### [Requirements]
Reproduce this listing in full.

### [Data listing]
┌──

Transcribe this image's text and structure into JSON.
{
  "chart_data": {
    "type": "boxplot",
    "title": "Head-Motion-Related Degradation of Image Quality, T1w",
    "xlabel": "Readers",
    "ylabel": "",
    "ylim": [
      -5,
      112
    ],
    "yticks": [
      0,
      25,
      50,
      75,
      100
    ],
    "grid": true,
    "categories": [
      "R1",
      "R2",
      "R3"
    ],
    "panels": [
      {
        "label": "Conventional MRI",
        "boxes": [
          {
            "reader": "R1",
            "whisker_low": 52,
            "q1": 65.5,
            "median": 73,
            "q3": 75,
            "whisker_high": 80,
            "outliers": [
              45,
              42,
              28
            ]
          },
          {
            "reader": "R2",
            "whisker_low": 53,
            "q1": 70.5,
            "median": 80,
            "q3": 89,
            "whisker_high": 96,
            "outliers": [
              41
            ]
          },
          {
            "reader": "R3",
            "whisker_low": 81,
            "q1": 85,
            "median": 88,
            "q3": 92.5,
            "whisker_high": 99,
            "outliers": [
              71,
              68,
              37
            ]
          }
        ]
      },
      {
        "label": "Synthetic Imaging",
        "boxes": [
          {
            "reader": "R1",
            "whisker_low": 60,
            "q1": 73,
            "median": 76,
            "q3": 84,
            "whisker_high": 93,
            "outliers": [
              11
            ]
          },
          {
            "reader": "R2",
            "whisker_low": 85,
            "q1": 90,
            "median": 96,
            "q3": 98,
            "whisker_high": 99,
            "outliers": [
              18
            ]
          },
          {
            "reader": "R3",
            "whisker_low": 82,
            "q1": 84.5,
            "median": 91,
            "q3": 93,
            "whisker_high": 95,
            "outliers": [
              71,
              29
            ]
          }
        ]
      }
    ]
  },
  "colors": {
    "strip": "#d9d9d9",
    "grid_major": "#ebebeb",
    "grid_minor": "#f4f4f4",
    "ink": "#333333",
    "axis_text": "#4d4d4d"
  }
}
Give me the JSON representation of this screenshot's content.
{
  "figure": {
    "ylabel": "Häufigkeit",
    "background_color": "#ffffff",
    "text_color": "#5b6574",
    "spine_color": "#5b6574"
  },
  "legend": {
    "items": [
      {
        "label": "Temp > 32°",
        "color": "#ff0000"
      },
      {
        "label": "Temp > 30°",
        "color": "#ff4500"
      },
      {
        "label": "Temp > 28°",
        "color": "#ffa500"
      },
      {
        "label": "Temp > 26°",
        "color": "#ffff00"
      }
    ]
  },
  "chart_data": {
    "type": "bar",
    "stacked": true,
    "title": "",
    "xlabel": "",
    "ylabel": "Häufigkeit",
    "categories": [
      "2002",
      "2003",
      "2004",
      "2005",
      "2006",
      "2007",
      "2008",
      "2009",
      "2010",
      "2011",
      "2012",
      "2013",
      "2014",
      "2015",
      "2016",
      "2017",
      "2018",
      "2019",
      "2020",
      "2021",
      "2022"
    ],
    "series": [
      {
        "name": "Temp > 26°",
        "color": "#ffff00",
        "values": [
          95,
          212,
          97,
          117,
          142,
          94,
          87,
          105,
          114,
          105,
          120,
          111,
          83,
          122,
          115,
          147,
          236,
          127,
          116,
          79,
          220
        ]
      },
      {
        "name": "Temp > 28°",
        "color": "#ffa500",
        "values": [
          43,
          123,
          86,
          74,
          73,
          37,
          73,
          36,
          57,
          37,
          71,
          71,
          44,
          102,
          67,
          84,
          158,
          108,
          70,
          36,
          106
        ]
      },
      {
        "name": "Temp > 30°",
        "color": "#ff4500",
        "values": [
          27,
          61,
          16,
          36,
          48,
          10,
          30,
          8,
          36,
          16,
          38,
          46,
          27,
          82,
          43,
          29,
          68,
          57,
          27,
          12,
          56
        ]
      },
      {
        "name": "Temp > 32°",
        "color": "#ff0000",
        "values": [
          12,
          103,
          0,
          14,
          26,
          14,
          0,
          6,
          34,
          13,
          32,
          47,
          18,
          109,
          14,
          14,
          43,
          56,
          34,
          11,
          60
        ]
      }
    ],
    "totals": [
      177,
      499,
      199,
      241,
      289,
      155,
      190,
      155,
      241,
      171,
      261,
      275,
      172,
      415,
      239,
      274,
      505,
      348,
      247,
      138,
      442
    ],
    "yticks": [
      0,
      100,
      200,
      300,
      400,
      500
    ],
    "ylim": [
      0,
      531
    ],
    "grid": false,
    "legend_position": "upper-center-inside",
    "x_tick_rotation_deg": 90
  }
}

└──

### [Completed exercise]
Transcribe this image's text and structure into JSON.
{
  "chart_data": {
    "type": "boxplot",
    "title": "Head-Motion-Related Degradation of Image Quality, T1w",
    "xlabel": "Readers",
    "ylabel": "",
    "ylim": [
      -5,
      112
    ],
    "yticks": [
      0,
      25,
      50,
      75,
      100
    ],
    "grid": true,
    "categories": [
      "R1",
      "R2",
      "R3"
    ],
    "panels": [
      {
        "label": "Conventional MRI",
        "boxes": [
          {
            "reader": "R1",
            "whisker_low": 52,
            "q1": 65.5,
            "median": 73,
            "q3": 75,
            "whisker_high": 80,
            "outliers": [
              45,
              42,
              28
            ]
          },
          {
            "reader": "R2",
            "whisker_low": 53,
            "q1": 70.5,
            "median": 80,
            "q3": 89,
            "whisker_high": 96,
            "outliers": [
              41
            ]
          },
          {
            "reader": "R3",
            "whisker_low": 81,
            "q1": 85,
            "median": 88,
            "q3": 92.5,
            "whisker_high": 99,
            "outliers": [
              71,
              68,
              37
            ]
          }
        ]
      },
      {
        "label": "Synthetic Imaging",
        "boxes": [
          {
            "reader": "R1",
            "whisker_low": 60,
            "q1": 73,
            "median": 76,
            "q3": 84,
            "whisker_high": 93,
            "outliers": [
              11
            ]
          },
          {
            "reader": "R2",
            "whisker_low": 85,
            "q1": 90,
            "median": 96,
            "q3": 98,
            "whisker_high": 99,
            "outliers": [
              18
            ]
          },
          {
            "reader": "R3",
            "whisker_low": 82,
            "q1": 84.5,
            "median": 91,
            "q3": 93,
            "whisker_high": 95,
            "outliers": [
              71,
              29
            ]
          }
        ]
      }
    ]
  },
  "colors": {
    "strip": "#d9d9d9",
    "grid_major": "#ebebeb",
    "grid_minor": "#f4f4f4",
    "ink": "#333333",
    "axis_text": "#4d4d4d"
  }
}
Give me the JSON representation of this screenshot's content.
{
  "figure": {
    "ylabel": "Häufigkeit",
    "background_color": "#ffffff",
    "text_color": "#5b6574",
    "spine_color": "#5b6574"
  },
  "legend": {
    "items": [
      {
        "label": "Temp > 32°",
        "color": "#ff0000"
      },
      {
        "label": "Temp > 30°",
        "color": "#ff4500"
      },
      {
        "label": "Temp > 28°",
        "color": "#ffa500"
      },
      {
        "label": "Temp > 26°",
        "color": "#ffff00"
      }
    ]
  },
  "chart_data": {
    "type": "bar",
    "stacked": true,
    "title": "",
    "xlabel": "",
    "ylabel": "Häufigkeit",
    "categories": [
      "2002",
      "2003",
      "2004",
      "2005",
      "2006",
      "2007",
      "2008",
      "2009",
      "2010",
      "2011",
      "2012",
      "2013",
      "2014",
      "2015",
      "2016",
      "2017",
      "2018",
      "2019",
      "2020",
      "2021",
      "2022"
    ],
    "series": [
      {
        "name": "Temp > 26°",
        "color": "#ffff00",
        "values": [
          95,
          212,
          97,
          117,
          142,
          94,
          87,
          105,
          114,
          105,
          120,
          111,
          83,
          122,
          115,
          147,
          236,
          127,
          116,
          79,
          220
        ]
      },
      {
        "name": "Temp > 28°",
        "color": "#ffa500",
        "values": [
          43,
          123,
          86,
          74,
          73,
          37,
          73,
          36,
          57,
          37,
          71,
          71,
          44,
          102,
          67,
          84,
          158,
          108,
          70,
          36,
          106
        ]
      },
      {
        "name": "Temp > 30°",
        "color": "#ff4500",
        "values": [
          27,
          61,
          16,
          36,
          48,
          10,
          30,
          8,
          36,
          16,
          38,
          46,
          27,
          82,
          43,
          29,
          68,
          57,
          27,
          12,
          56
        ]
      },
      {
        "name": "Temp > 32°",
        "color": "#ff0000",
        "values": [
          12,
          103,
          0,
          14,
          26,
          14,
          0,
          6,
          34,
          13,
          32,
          47,
          18,
          109,
          14,
          14,
          43,
          56,
          34,
          11,
          60
        ]
      }
    ],
    "totals": [
      177,
      499,
      199,
      241,
      289,
      155,
      190,
      155,
      241,
      171,
      261,
      275,
      172,
      415,
      239,
      274,
      505,
      348,
      247,
      138,
      442
    ],
    "yticks": [
      0,
      100,
      200,
      300,
      400,
      500
    ],
    "ylim": [
      0,
      531
    ],
    "grid": false,
    "legend_position": "upper-center-inside",
    "x_tick_rotation_deg": 90
  }
}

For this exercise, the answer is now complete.